## Requirements
Copy the data precisely, keeping every character.

Records excerpted from a collection

◇ ◇ ◇

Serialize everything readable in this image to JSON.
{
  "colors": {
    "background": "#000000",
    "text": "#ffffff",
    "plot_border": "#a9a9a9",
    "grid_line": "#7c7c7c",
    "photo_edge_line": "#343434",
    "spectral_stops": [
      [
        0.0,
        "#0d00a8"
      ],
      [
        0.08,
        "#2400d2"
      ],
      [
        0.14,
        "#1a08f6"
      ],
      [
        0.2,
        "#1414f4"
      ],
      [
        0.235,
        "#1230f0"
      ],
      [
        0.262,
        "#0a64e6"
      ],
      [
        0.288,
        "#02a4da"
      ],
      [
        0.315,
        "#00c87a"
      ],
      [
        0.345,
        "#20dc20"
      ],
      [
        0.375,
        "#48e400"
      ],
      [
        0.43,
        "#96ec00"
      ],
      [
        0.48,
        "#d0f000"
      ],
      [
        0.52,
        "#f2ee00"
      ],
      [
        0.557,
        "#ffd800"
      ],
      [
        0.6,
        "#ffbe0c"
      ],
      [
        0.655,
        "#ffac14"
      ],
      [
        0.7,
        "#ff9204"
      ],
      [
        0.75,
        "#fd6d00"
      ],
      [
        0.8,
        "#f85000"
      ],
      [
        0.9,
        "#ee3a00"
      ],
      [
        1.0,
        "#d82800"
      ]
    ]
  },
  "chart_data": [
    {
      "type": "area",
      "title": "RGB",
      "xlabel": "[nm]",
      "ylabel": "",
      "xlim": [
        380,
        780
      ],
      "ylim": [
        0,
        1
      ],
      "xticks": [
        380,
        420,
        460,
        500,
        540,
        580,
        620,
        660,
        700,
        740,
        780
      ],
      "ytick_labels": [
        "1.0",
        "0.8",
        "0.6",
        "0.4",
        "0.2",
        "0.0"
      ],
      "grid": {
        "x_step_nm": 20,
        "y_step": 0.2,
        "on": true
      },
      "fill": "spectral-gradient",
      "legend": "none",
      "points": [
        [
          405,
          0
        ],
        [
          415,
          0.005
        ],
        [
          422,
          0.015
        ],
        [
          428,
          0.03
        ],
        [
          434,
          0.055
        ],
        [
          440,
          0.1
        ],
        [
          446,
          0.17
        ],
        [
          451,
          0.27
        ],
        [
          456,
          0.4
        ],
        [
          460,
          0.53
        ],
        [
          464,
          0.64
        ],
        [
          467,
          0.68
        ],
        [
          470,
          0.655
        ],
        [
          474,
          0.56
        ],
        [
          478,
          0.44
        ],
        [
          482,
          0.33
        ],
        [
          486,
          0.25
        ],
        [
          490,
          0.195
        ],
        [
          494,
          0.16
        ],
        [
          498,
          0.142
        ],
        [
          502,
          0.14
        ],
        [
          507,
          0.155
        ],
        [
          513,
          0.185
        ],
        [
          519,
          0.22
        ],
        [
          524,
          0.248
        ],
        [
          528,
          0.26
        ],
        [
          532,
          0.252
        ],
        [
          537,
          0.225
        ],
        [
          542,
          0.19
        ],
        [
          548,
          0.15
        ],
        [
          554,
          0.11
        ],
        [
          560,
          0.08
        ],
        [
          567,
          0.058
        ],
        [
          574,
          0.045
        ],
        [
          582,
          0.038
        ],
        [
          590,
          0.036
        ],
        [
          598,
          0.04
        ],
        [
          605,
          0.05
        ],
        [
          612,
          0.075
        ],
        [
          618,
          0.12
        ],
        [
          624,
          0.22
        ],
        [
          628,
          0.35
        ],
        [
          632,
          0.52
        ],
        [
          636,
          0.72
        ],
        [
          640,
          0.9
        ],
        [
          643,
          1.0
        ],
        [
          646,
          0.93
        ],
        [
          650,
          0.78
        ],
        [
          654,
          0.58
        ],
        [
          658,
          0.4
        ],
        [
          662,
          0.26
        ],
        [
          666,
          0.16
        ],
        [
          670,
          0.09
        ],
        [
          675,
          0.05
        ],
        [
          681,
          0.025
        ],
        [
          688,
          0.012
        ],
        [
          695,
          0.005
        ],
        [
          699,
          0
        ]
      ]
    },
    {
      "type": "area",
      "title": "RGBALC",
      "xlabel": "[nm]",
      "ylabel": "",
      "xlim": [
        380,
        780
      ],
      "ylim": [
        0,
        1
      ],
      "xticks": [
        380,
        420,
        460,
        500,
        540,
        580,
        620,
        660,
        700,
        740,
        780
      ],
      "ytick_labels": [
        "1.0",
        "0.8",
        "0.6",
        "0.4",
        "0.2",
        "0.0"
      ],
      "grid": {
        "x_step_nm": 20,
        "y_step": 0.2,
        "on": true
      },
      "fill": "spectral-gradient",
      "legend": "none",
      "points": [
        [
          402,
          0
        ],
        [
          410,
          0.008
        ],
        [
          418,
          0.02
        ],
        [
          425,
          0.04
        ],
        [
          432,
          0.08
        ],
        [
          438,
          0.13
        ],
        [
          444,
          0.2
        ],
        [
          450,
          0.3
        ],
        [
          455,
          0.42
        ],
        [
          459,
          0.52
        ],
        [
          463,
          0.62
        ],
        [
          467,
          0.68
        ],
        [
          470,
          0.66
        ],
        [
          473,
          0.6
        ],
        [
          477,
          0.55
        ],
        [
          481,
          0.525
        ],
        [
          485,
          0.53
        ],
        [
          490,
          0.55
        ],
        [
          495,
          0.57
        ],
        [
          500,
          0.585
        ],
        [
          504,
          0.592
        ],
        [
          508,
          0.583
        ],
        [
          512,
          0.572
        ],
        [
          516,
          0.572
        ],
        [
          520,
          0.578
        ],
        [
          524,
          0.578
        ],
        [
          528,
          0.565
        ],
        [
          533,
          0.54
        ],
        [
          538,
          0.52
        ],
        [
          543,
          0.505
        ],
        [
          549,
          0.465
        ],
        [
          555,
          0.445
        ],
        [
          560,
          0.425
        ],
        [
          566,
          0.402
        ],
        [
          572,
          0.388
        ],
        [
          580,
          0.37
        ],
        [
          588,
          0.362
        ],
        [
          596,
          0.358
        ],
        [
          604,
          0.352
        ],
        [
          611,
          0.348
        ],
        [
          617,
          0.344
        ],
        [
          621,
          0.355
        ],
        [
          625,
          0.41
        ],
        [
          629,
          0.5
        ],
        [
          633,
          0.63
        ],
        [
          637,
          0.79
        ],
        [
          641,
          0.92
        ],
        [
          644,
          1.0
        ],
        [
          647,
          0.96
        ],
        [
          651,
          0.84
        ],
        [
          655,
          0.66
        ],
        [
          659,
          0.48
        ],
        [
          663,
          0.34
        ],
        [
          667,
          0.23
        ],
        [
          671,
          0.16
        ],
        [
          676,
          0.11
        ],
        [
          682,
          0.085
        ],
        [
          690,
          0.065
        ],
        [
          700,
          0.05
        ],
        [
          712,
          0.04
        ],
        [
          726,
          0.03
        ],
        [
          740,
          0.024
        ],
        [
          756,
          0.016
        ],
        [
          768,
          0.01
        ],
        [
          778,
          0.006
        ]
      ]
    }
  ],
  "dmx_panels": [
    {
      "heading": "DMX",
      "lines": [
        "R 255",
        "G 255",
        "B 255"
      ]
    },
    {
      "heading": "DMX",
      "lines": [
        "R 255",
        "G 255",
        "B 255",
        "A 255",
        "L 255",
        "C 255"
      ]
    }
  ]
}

◇ ◇ ◇

## Solved problem
Serialize everything readable in this image to JSON.
{
  "colors": {
    "background": "#000000",
    "text": "#ffffff",
    "plot_border": "#a9a9a9",
    "grid_line": "#7c7c7c",
    "photo_edge_line": "#343434",
    "spectral_stops": [
      [
        0.0,
        "#0d00a8"
      ],
      [
        0.08,
        "#2400d2"
      ],
      [
        0.14,
        "#1a08f6"
      ],
      [
        0.2,
        "#1414f4"
      ],
      [
        0.235,
        "#1230f0"
      ],
      [
        0.262,
        "#0a64e6"
      ],
      [
        0.288,
        "#02a4da"
      ],
      [
        0.315,
        "#00c87a"
      ],
      [
        0.345,
        "#20dc20"
      ],
      [
        0.375,
        "#48e400"
      ],
      [
        0.43,
        "#96ec00"
      ],
      [
        0.48,
        "#d0f000"
      ],
      [
        0.52,
        "#f2ee00"
      ],
      [
        0.557,
        "#ffd800"
      ],
      [
        0.6,
        "#ffbe0c"
      ],
      [
        0.655,
        "#ffac14"
      ],
      [
        0.7,
        "#ff9204"
      ],
      [
        0.75,
        "#fd6d00"
      ],
      [
        0.8,
        "#f85000"
      ],
      [
        0.9,
        "#ee3a00"
      ],
      [
        1.0,
        "#d82800"
      ]
    ]
  },
  "chart_data": [
    {
      "type": "area",
      "title": "RGB",
      "xlabel": "[nm]",
      "ylabel": "",
      "xlim": [
        380,
        780
      ],
      "ylim": [
        0,
        1
      ],
      "xticks": [
        380,
        420,
        460,
        500,
        540,
        580,
        620,
        660,
        700,
        740,
        780
      ],
      "ytick_labels": [
        "1.0",
        "0.8",
        "0.6",
        "0.4",
        "0.2",
        "0.0"
      ],
      "grid": {
        "x_step_nm": 20,
        "y_step": 0.2,
        "on": true
      },
      "fill": "spectral-gradient",
      "legend": "none",
      "points": [
        [
          405,
          0
        ],
        [
          415,
          0.005
        ],
        [
          422,
          0.015
        ],
        [
          428,
          0.03
        ],
        [
          434,
          0.055
        ],
        [
          440,
          0.1
        ],
        [
          446,
          0.17
        ],
        [
          451,
          0.27
        ],
        [
          456,
          0.4
        ],
        [
          460,
          0.53
        ],
        [
          464,
          0.64
        ],
        [
          467,
          0.68
        ],
        [
          470,
          0.655
        ],
        [
          474,
          0.56
        ],
        [
          478,
          0.44
        ],
        [
          482,
          0.33
        ],
        [
          486,
          0.25
        ],
        [
          490,
          0.195
        ],
        [
          494,
          0.16
        ],
        [
          498,
          0.142
        ],
        [
          502,
          0.14
        ],
        [
          507,
          0.155
        ],
        [
          513,
          0.185
        ],
        [
          519,
          0.22
        ],
        [
          524,
          0.248
        ],
        [
          528,
          0.26
        ],
        [
          532,
          0.252
        ],
        [
          537,
          0.225
        ],
        [
          542,
          0.19
        ],
        [
          548,
          0.15
        ],
        [
          554,
          0.11
        ],
        [
          560,
          0.08
        ],
        [
          567,
          0.058
        ],
        [
          574,
          0.045
        ],
        [
          582,
          0.038
        ],
        [
          590,
          0.036
        ],
        [
          598,
          0.04
        ],
        [
          605,
          0.05
        ],
        [
          612,
          0.075
        ],
        [
          618,
          0.12
        ],
        [
          624,
          0.22
        ],
        [
          628,
          0.35
        ],
        [
          632,
          0.52
        ],
        [
          636,
          0.72
        ],
        [
          640,
          0.9
        ],
        [
          643,
          1.0
        ],
        [
          646,
          0.93
        ],
        [
          650,
          0.78
        ],
        [
          654,
          0.58
        ],
        [
          658,
          0.4
        ],
        [
          662,
          0.26
        ],
        [
          666,
          0.16
        ],
        [
          670,
          0.09
        ],
        [
          675,
          0.05
        ],
        [
          681,
          0.025
        ],
        [
          688,
          0.012
        ],
        [
          695,
          0.005
        ],
        [
          699,
          0
        ]
      ]
    },
    {
      "type": "area",
      "title": "RGBALC",
      "xlabel": "[nm]",
      "ylabel": "",
      "xlim": [
        380,
        780
      ],
      "ylim": [
        0,
        1
      ],
      "xticks": [
        380,
        420,
        460,
        500,
        540,
        580,
        620,
        660,
        700,
        740,
        780
      ],
      "ytick_labels": [
        "1.0",
        "0.8",
        "0.6",
        "0.4",
        "0.2",
        "0.0"
      ],
      "grid": {
        "x_step_nm": 20,
        "y_step": 0.2,
        "on": true
      },
      "fill": "spectral-gradient",
      "legend": "none",
      "points": [
        [
          402,
          0
        ],
        [
          410,
          0.008
        ],
        [
          418,
          0.02
        ],
        [
          425,
          0.04
        ],
        [
          432,
          0.08
        ],
        [
          438,
          0.13
        ],
        [
          444,
          0.2
        ],
        [
          450,
          0.3
        ],
        [
          455,
          0.42
        ],
        [
          459,
          0.52
        ],
        [
          463,
          0.62
        ],
        [
          467,
          0.68
        ],
        [
          470,
          0.66
        ],
        [
          473,
          0.6
        ],
        [
          477,
          0.55
        ],
        [
          481,
          0.525
        ],
        [
          485,
          0.53
        ],
        [
          490,
          0.55
        ],
        [
          495,
          0.57
        ],
        [
          500,
          0.585
        ],
        [
          504,
          0.592
        ],
        [
          508,
          0.583
        ],
        [
          512,
          0.572
        ],
        [
          516,
          0.572
        ],
        [
          520,
          0.578
        ],
        [
          524,
          0.578
        ],
        [
          528,
          0.565
        ],
        [
          533,
          0.54
        ],
        [
          538,
          0.52
        ],
        [
          543,
          0.505
        ],
        [
          549,
          0.465
        ],
        [
          555,
          0.445
        ],
        [
          560,
          0.425
        ],
        [
          566,
          0.402
        ],
        [
          572,
          0.388
        ],
        [
          580,
          0.37
        ],
        [
          588,
          0.362
        ],
        [
          596,
          0.358
        ],
        [
          604,
          0.352
        ],
        [
          611,
          0.348
        ],
        [
          617,
          0.344
        ],
        [
          621,
          0.355
        ],
        [
          625,
          0.41
        ],
        [
          629,
          0.5
        ],
        [
          633,
          0.63
        ],
        [
          637,
          0.79
        ],
        [
          641,
          0.92
        ],
        [
          644,
          1.0
        ],
        [
          647,
          0.96
        ],
        [
          651,
          0.84
        ],
        [
          655,
          0.66
        ],
        [
          659,
          0.48
        ],
        [
          663,
          0.34
        ],
        [
          667,
          0.23
        ],
        [
          671,
          0.16
        ],
        [
          676,
          0.11
        ],
        [
          682,
          0.085
        ],
        [
          690,
          0.065
        ],
        [
          700,
          0.05
        ],
        [
          712,
          0.04
        ],
        [
          726,
          0.03
        ],
        [
          740,
          0.024
        ],
        [
          756,
          0.016
        ],
        [
          768,
          0.01
        ],
        [
          778,
          0.006
        ]
      ]
    }
  ],
  "dmx_panels": [
    {
      "heading": "DMX",
      "lines": [
        "R 255",
        "G 255",
        "B 255"
      ]
    },
    {
      "heading": "DMX",
      "lines": [
        "R 255",
        "G 255",
        "B 255",
        "A 255",
        "L 255",
        "C 255"
      ]
    }
  ]
}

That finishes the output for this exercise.